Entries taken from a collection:
>>>>>

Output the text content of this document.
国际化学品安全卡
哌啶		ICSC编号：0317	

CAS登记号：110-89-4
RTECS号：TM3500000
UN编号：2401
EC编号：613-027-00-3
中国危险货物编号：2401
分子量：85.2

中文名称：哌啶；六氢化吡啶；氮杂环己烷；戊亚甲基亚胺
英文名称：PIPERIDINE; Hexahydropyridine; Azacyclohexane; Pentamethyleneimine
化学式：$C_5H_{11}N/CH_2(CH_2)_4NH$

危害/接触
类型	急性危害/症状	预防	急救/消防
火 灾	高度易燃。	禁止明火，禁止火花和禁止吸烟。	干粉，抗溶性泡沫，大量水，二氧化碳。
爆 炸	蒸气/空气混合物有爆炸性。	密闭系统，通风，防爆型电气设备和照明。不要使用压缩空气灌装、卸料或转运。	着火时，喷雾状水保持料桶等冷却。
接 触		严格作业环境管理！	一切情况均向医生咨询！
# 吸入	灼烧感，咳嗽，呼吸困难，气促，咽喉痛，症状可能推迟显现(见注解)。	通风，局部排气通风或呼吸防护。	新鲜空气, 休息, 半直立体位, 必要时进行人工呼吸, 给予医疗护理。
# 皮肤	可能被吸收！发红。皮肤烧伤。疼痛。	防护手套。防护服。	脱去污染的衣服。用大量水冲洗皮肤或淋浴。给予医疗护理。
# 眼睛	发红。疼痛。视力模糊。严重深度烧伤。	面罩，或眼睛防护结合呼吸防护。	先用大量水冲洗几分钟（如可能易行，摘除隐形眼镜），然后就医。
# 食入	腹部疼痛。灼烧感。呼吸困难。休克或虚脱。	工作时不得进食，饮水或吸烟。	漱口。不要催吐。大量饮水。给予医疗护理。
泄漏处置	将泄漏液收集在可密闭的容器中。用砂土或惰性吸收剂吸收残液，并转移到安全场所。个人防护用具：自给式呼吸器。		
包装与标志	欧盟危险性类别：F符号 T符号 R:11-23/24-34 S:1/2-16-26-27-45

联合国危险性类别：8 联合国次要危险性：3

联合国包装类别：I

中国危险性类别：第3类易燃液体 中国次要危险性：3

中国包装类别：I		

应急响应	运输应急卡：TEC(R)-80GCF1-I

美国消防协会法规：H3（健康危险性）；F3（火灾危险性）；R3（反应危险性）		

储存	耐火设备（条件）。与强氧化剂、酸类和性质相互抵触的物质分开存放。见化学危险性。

<<<<<

### Problem description:
Check each line of the entries above, and show every one holding the word "呼吸困难".

### Result of the exercise:
# 吸入	灼烧感，咳嗽，呼吸困难，气促，咽喉痛，症状可能推迟显现(见注解)。	通风，局部排气通风或呼吸防护。	新鲜空气, 休息, 半直立体位, 必要时进行人工呼吸, 给予医疗护理。
# 食入	腹部疼痛。灼烧感。呼吸困难。休克或虚脱。	工作时不得进食，饮水或吸烟。	漱口。不要催吐。大量饮水。给予医疗护理。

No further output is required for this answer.